▸ **Task inputs**
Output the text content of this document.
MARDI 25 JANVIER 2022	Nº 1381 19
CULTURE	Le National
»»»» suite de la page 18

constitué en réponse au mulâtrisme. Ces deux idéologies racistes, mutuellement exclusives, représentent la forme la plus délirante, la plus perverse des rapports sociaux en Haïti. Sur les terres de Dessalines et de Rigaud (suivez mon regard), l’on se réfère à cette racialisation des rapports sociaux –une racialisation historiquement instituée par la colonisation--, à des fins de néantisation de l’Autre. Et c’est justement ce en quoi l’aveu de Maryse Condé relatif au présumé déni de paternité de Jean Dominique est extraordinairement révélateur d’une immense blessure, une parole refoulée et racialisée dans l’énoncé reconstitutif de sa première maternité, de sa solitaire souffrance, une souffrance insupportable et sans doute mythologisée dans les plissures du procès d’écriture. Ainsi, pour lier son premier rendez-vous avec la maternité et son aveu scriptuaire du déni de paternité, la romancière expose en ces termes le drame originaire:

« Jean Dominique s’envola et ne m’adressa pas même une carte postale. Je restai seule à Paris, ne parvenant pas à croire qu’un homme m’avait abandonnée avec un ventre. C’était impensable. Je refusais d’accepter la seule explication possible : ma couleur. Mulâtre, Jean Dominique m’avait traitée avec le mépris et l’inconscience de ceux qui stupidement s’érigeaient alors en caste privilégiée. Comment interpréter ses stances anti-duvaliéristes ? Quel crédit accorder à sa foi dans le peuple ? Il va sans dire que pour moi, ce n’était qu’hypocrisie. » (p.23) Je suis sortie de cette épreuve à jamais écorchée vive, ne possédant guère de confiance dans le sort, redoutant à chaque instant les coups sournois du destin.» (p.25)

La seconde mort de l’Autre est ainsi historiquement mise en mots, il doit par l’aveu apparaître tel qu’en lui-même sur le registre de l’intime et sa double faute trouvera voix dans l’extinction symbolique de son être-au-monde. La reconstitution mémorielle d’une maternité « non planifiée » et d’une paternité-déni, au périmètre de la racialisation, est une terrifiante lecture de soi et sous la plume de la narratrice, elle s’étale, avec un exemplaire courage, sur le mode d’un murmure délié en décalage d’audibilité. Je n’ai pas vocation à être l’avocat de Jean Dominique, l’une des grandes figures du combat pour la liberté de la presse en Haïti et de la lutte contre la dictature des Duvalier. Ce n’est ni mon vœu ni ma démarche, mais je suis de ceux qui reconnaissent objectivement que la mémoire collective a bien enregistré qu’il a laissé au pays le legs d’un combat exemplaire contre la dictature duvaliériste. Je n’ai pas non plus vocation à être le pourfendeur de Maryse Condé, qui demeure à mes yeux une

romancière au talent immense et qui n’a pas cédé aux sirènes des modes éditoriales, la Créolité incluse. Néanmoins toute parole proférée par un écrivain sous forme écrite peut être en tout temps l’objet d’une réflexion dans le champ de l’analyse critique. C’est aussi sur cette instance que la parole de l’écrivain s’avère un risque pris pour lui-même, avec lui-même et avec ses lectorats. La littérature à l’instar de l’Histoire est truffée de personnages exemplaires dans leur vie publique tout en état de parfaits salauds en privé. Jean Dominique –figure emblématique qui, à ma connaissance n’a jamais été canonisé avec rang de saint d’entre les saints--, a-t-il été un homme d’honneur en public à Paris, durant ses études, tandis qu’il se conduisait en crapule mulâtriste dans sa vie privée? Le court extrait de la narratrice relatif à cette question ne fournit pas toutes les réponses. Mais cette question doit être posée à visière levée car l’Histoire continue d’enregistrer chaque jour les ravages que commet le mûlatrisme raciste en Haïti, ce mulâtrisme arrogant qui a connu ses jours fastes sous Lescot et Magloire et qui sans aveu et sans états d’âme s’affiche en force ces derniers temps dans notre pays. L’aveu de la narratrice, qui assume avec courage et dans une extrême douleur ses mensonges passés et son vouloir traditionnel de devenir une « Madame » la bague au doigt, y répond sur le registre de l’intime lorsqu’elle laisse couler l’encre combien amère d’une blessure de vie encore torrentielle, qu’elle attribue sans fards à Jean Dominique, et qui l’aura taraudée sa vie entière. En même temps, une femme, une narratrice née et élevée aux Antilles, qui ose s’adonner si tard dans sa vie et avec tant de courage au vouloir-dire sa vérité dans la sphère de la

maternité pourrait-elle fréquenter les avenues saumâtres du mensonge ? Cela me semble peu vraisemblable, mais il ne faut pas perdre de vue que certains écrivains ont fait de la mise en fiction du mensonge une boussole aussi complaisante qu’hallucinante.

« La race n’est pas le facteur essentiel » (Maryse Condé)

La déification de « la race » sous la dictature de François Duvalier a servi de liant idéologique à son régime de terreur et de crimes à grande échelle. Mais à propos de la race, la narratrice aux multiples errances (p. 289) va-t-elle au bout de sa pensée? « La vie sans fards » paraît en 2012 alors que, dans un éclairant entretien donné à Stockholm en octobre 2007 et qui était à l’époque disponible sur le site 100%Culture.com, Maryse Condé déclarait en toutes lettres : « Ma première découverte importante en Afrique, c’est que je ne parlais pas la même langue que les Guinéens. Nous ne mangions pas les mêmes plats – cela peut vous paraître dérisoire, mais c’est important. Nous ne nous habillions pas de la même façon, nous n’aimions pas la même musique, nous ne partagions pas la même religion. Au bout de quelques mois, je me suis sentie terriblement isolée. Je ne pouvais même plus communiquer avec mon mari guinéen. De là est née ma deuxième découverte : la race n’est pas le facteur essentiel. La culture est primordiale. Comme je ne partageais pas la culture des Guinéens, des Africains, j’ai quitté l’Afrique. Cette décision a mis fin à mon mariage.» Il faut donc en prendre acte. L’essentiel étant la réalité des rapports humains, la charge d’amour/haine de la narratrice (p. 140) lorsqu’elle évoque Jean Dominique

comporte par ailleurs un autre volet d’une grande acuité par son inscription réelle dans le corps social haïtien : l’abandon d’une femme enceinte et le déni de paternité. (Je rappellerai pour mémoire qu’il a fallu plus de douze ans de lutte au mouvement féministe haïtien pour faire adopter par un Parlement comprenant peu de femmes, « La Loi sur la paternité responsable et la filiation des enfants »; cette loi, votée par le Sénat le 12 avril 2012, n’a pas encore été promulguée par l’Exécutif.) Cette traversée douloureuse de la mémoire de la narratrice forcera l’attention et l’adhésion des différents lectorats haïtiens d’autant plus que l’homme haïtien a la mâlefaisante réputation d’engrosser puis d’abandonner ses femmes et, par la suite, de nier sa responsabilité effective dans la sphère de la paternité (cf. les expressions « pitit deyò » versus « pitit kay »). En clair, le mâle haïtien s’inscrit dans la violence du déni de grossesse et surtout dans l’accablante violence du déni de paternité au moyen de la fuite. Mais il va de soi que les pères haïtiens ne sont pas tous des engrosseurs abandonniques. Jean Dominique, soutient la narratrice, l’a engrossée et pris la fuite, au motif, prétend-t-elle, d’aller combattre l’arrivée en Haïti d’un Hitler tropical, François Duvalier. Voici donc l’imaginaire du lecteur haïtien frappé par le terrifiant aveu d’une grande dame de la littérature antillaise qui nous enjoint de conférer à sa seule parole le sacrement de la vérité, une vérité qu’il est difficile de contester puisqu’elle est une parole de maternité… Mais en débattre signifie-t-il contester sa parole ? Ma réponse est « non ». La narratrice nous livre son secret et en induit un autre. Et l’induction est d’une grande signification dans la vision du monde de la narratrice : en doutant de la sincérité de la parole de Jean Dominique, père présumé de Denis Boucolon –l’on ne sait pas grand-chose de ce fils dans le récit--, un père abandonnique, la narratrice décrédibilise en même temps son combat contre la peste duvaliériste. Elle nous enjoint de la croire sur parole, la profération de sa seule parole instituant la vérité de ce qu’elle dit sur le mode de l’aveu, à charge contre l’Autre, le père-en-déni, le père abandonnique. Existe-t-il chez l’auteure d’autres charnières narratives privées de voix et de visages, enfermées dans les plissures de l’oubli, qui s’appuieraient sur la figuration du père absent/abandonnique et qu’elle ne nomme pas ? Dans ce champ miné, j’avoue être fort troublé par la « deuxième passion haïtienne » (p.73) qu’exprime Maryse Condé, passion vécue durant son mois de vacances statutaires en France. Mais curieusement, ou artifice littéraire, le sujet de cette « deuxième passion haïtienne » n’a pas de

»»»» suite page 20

▸ **Work to do**
Copy whichever lines in the listing above contain the word "mise".

▸ **Exercise result**
La seconde mort de l’Autre est ainsi historiquement mise en mots, il doit par l’aveu apparaître tel qu’en lui-même sur le registre de l’intime et sa double faute trouvera voix dans l’extinction symbolique de son être-au-monde. La reconstitution mémorielle d’une maternité « non planifiée » et d’une paternité-déni, au périmètre de la racialisation, est une terrifiante lecture de soi et sous la plume de la narratrice, elle s’étale, avec un exemplaire courage, sur le mode d’un murmure délié en décalage d’audibilité. Je n’ai pas vocation à être l’avocat de Jean Dominique, l’une des grandes figures du combat pour la liberté de la presse en Haïti et de la lutte contre la dictature des Duvalier. Ce n’est ni mon vœu ni ma démarche, mais je suis de ceux qui reconnaissent objectivement que la mémoire collective a bien enregistré qu’il a laissé au pays le legs d’un combat exemplaire contre la dictature duvaliériste. Je n’ai pas non plus vocation à être le pourfendeur de Maryse Condé, qui demeure à mes yeux une
maternité pourrait-elle fréquenter les avenues saumâtres du mensonge ? Cela me semble peu vraisemblable, mais il ne faut pas perdre de vue que certains écrivains ont fait de la mise en fiction du mensonge une boussole aussi complaisante qu’hallucinante.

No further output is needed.